* **RECORDS FOR THE TASK**:

________________________________________

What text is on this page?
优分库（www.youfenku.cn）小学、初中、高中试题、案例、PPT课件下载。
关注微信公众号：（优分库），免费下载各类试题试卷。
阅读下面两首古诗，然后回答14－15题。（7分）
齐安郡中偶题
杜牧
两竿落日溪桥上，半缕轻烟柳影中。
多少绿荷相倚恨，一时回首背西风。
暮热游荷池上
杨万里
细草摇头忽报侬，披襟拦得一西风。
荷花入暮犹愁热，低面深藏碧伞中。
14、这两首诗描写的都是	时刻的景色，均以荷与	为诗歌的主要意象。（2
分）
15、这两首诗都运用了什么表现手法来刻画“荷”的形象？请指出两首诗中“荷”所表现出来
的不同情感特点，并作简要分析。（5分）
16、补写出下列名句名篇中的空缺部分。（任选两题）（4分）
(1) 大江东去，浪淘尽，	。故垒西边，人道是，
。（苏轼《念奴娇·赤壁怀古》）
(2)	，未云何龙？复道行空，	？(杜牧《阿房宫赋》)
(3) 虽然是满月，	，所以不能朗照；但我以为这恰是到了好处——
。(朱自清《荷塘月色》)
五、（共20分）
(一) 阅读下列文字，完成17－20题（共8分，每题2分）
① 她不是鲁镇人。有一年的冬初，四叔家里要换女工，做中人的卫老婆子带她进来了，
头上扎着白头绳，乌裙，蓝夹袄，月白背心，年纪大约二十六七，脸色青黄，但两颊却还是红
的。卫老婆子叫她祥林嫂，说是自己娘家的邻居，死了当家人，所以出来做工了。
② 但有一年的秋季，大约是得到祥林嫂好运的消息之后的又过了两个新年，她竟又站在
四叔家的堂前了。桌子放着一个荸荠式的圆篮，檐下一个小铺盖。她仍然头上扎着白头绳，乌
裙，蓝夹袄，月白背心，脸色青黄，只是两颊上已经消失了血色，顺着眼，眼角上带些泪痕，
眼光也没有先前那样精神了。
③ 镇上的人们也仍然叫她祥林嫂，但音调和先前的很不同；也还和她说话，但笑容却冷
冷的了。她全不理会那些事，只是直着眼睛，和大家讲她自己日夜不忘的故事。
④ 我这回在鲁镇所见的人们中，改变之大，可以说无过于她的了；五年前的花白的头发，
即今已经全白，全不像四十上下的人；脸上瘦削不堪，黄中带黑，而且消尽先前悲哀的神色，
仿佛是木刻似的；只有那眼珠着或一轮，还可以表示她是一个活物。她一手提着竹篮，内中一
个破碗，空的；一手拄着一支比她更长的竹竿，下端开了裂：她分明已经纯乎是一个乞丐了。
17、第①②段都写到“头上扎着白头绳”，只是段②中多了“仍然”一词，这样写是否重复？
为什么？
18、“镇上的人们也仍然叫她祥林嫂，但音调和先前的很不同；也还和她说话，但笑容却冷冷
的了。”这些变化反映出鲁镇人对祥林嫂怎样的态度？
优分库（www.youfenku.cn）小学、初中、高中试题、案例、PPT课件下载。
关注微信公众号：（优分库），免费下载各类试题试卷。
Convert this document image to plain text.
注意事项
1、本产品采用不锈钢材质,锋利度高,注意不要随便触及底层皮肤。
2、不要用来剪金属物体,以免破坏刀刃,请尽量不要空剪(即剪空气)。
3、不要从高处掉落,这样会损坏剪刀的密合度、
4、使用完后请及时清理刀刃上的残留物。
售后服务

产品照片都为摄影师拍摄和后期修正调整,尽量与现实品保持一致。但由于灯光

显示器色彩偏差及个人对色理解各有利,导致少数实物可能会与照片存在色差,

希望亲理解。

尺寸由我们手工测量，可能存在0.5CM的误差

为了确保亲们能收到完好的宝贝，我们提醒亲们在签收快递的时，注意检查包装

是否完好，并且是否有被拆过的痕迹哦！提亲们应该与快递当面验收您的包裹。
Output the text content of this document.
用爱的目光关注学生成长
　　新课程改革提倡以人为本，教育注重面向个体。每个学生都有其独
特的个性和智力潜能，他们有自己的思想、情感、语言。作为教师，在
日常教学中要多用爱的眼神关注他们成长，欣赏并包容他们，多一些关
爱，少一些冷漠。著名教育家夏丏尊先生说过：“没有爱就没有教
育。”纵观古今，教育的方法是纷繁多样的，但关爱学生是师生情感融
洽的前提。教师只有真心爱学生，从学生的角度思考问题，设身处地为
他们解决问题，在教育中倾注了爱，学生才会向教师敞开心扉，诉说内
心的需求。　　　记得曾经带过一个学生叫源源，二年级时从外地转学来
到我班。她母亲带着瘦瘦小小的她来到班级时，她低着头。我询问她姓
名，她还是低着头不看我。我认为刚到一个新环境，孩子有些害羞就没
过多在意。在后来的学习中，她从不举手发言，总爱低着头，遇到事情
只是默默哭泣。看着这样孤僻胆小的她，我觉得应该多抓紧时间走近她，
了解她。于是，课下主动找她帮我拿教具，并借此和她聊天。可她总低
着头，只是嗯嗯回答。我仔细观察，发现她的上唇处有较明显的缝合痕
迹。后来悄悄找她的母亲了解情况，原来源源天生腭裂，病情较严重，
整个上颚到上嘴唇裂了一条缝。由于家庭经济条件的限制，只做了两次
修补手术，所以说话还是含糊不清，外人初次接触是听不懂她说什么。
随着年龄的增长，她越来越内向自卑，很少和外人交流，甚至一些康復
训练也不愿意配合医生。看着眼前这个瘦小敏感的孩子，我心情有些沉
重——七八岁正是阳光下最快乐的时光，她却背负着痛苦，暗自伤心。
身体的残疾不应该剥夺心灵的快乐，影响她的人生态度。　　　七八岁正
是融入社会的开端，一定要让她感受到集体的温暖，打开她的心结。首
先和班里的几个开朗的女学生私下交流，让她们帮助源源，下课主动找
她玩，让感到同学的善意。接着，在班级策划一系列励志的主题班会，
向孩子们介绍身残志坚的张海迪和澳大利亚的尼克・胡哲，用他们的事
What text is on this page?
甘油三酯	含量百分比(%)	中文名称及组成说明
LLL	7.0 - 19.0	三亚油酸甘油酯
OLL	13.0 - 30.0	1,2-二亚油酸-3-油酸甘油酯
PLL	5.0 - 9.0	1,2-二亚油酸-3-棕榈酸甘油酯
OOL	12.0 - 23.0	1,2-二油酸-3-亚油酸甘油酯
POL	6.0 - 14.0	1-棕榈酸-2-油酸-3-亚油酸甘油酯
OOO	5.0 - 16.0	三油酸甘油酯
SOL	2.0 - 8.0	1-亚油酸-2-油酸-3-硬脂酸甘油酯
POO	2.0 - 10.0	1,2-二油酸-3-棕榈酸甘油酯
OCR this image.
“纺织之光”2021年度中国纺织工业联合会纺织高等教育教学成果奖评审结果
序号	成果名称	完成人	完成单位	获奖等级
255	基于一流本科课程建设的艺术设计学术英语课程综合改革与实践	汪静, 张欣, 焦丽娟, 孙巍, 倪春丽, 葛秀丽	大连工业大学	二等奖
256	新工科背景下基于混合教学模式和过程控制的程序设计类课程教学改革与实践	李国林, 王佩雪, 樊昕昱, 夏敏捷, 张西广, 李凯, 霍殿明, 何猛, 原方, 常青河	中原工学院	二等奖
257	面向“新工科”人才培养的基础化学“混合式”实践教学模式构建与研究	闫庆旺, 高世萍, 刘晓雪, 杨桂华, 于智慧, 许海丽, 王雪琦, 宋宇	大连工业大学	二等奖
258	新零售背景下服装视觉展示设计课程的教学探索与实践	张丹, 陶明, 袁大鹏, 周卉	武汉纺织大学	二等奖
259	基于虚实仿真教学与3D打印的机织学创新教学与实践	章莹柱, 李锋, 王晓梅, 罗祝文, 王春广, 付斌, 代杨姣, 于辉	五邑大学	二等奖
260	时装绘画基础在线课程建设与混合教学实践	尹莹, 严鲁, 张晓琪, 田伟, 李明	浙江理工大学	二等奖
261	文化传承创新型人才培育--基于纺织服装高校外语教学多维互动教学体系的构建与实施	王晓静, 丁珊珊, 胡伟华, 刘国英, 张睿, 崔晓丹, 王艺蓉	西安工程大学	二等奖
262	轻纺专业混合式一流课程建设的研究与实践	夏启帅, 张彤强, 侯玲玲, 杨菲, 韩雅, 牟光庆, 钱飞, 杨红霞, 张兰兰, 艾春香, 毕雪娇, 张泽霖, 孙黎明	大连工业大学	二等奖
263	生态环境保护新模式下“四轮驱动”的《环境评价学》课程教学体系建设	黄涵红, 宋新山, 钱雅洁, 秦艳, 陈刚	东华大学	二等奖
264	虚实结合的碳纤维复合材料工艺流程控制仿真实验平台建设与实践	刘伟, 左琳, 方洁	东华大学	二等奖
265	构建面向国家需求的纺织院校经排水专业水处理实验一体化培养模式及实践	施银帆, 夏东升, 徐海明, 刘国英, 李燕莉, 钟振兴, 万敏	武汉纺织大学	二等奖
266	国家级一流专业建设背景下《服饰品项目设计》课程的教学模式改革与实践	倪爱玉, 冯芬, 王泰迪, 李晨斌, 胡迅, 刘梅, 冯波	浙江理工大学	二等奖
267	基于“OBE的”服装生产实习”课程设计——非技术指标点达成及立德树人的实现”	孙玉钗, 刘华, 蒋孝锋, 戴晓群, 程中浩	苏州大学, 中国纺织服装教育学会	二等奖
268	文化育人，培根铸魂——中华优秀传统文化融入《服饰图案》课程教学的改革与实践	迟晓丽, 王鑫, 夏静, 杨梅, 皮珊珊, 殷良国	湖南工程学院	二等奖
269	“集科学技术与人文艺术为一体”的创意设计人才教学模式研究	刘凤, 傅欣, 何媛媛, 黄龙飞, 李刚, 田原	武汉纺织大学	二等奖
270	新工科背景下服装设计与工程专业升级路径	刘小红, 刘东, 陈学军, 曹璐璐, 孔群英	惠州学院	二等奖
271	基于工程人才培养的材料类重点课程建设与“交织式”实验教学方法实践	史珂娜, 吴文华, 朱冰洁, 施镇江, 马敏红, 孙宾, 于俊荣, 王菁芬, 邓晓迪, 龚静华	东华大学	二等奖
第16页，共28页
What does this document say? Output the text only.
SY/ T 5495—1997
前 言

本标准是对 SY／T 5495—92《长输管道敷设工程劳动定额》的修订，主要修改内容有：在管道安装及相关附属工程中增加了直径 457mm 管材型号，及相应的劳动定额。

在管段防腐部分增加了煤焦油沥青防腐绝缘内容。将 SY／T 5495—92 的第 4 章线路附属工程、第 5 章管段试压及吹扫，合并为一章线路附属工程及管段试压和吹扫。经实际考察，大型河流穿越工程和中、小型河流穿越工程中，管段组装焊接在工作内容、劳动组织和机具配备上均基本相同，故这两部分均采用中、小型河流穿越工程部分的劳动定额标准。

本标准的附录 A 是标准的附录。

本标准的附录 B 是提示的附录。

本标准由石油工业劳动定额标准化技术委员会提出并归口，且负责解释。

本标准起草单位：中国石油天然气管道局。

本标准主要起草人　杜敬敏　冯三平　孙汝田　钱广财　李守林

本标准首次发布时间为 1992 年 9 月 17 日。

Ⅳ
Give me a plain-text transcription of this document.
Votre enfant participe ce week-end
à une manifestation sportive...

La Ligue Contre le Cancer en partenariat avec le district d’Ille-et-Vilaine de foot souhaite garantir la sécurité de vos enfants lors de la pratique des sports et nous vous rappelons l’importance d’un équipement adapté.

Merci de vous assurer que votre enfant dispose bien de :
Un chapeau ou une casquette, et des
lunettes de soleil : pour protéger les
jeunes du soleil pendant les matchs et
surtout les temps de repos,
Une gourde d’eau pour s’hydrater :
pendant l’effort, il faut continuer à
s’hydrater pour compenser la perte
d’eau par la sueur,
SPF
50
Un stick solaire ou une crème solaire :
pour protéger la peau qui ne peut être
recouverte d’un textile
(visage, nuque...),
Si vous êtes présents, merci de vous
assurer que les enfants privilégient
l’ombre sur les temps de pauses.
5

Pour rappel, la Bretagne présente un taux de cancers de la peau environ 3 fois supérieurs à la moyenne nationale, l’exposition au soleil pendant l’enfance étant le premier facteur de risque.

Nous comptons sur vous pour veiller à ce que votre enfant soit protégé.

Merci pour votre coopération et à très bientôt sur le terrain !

________________________________________

* **WORK TO DO**: Copy every line of the records above that holds the word "assurer".

* **COMPLETED EXERCISE**:
Merci de vous assurer que votre enfant dispose bien de :
assurer que les enfants privilégient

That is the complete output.